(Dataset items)
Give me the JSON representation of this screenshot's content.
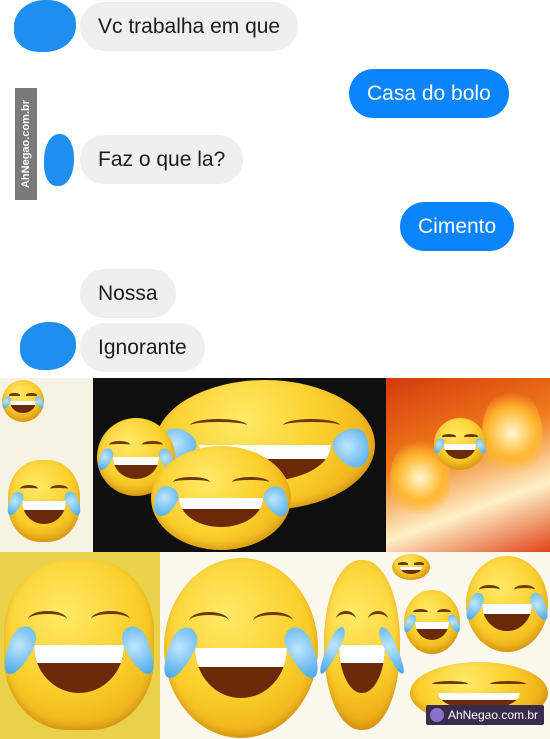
{
  "chat": {
    "messages": [
      {
        "sender": "them",
        "text": "Vc trabalha em que"
      },
      {
        "sender": "me",
        "text": "Casa do bolo"
      },
      {
        "sender": "them",
        "text": "Faz o que la?"
      },
      {
        "sender": "me",
        "text": "Cimento"
      },
      {
        "sender": "them",
        "text": "Nossa"
      },
      {
        "sender": "them",
        "text": "Ignorante"
      }
    ]
  },
  "watermarks": {
    "side": "AhNegao.com.br",
    "corner": "AhNegao.com.br"
  },
  "colors": {
    "sent_bubble": "#0a84ff",
    "received_bubble": "#efefef",
    "avatar_scribble": "#1f8ef1"
  },
  "collage": {
    "subject": "crying-laughing-emoji"
  }
}
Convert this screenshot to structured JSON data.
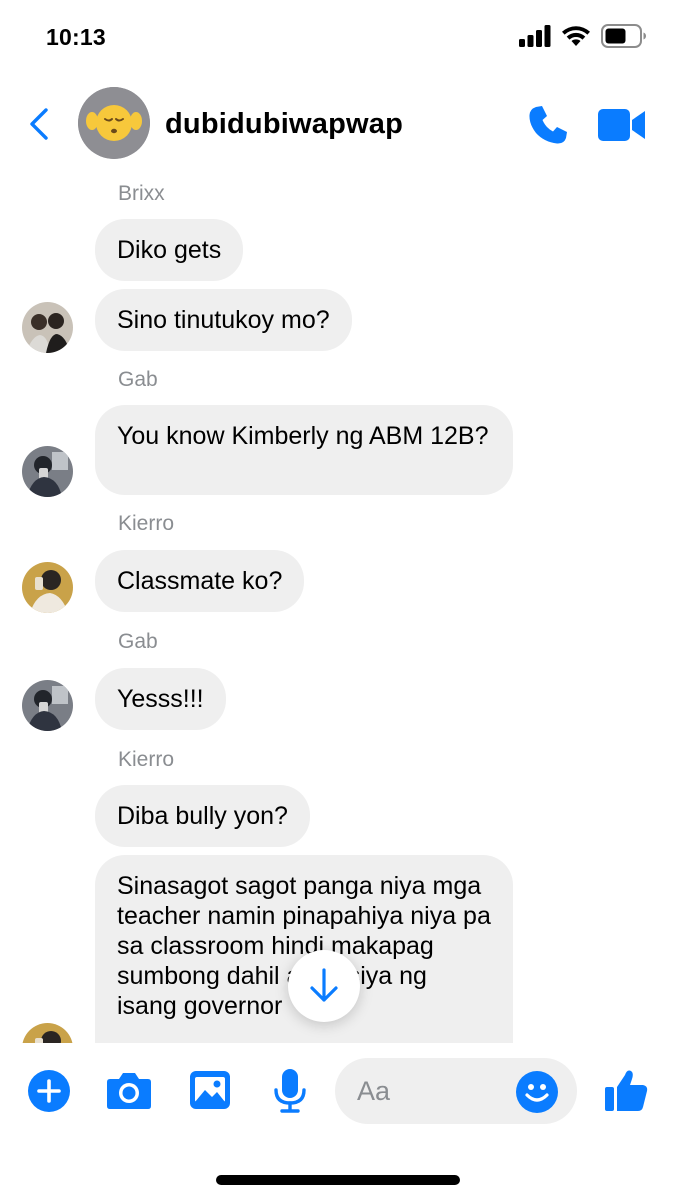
{
  "status_bar": {
    "time": "10:13"
  },
  "header": {
    "title": "dubidubiwapwap"
  },
  "messages": [
    {
      "sender": "Brixx",
      "texts": [
        "Diko gets",
        "Sino tinutukoy mo?"
      ]
    },
    {
      "sender": "Gab",
      "texts": [
        "You know Kimberly ng ABM 12B?"
      ]
    },
    {
      "sender": "Kierro",
      "texts": [
        "Classmate ko?"
      ]
    },
    {
      "sender": "Gab",
      "texts": [
        "Yesss!!!"
      ]
    },
    {
      "sender": "Kierro",
      "texts": [
        "Diba bully yon?",
        "Sinasagot sagot panga niya mga teacher namin pinapahiya niya pa sa classroom hindi makapag sumbong dahil anak siya ng isang governor"
      ]
    }
  ],
  "composer": {
    "placeholder": "Aa"
  },
  "colors": {
    "accent": "#0a7cff",
    "bubble": "#efefef",
    "meta_text": "#8a8d91"
  },
  "icons": {
    "status": [
      "signal-icon",
      "wifi-icon",
      "battery-icon"
    ],
    "header": [
      "back-chevron-icon",
      "phone-icon",
      "video-camera-icon"
    ],
    "composer": [
      "plus-icon",
      "camera-icon",
      "photo-icon",
      "microphone-icon",
      "smile-icon",
      "thumbs-up-icon"
    ],
    "scroll": "arrow-down-icon"
  }
}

[WHAT IS EXPECTED]
Return each line of the data, keeping its wording exact and omitting pictures.

[RESPONSE]
Give me the JSON representation of this screenshot's content.
{
  "chat": {
    "messages": [
      {
        "sender": "them",
        "text": "Vc trabalha em que"
      },
      {
        "sender": "me",
        "text": "Casa do bolo"
      },
      {
        "sender": "them",
        "text": "Faz o que la?"
      },
      {
        "sender": "me",
        "text": "Cimento"
      },
      {
        "sender": "them",
        "text": "Nossa"
      },
      {
        "sender": "them",
        "text": "Ignorante"
      }
    ]
  },
  "watermarks": {
    "side": "AhNegao.com.br",
    "corner": "AhNegao.com.br"
  },
  "colors": {
    "sent_bubble": "#0a84ff",
    "received_bubble": "#efefef",
    "avatar_scribble": "#1f8ef1"
  },
  "collage": {
    "subject": "crying-laughing-emoji"
  }
}
Convert this screenshot to structured JSON data.
{
  "status_bar": {
    "time": "10:13"
  },
  "header": {
    "title": "dubidubiwapwap"
  },
  "messages": [
    {
      "sender": "Brixx",
      "texts": [
        "Diko gets",
        "Sino tinutukoy mo?"
      ]
    },
    {
      "sender": "Gab",
      "texts": [
        "You know Kimberly ng ABM 12B?"
      ]
    },
    {
      "sender": "Kierro",
      "texts": [
        "Classmate ko?"
      ]
    },
    {
      "sender": "Gab",
      "texts": [
        "Yesss!!!"
      ]
    },
    {
      "sender": "Kierro",
      "texts": [
        "Diba bully yon?",
        "Sinasagot sagot panga niya mga teacher namin pinapahiya niya pa sa classroom hindi makapag sumbong dahil anak siya ng isang governor"
      ]
    }
  ],
  "composer": {
    "placeholder": "Aa"
  },
  "colors": {
    "accent": "#0a7cff",
    "bubble": "#efefef",
    "meta_text": "#8a8d91"
  },
  "icons": {
    "status": [
      "signal-icon",
      "wifi-icon",
      "battery-icon"
    ],
    "header": [
      "back-chevron-icon",
      "phone-icon",
      "video-camera-icon"
    ],
    "composer": [
      "plus-icon",
      "camera-icon",
      "photo-icon",
      "microphone-icon",
      "smile-icon",
      "thumbs-up-icon"
    ],
    "scroll": "arrow-down-icon"
  }
}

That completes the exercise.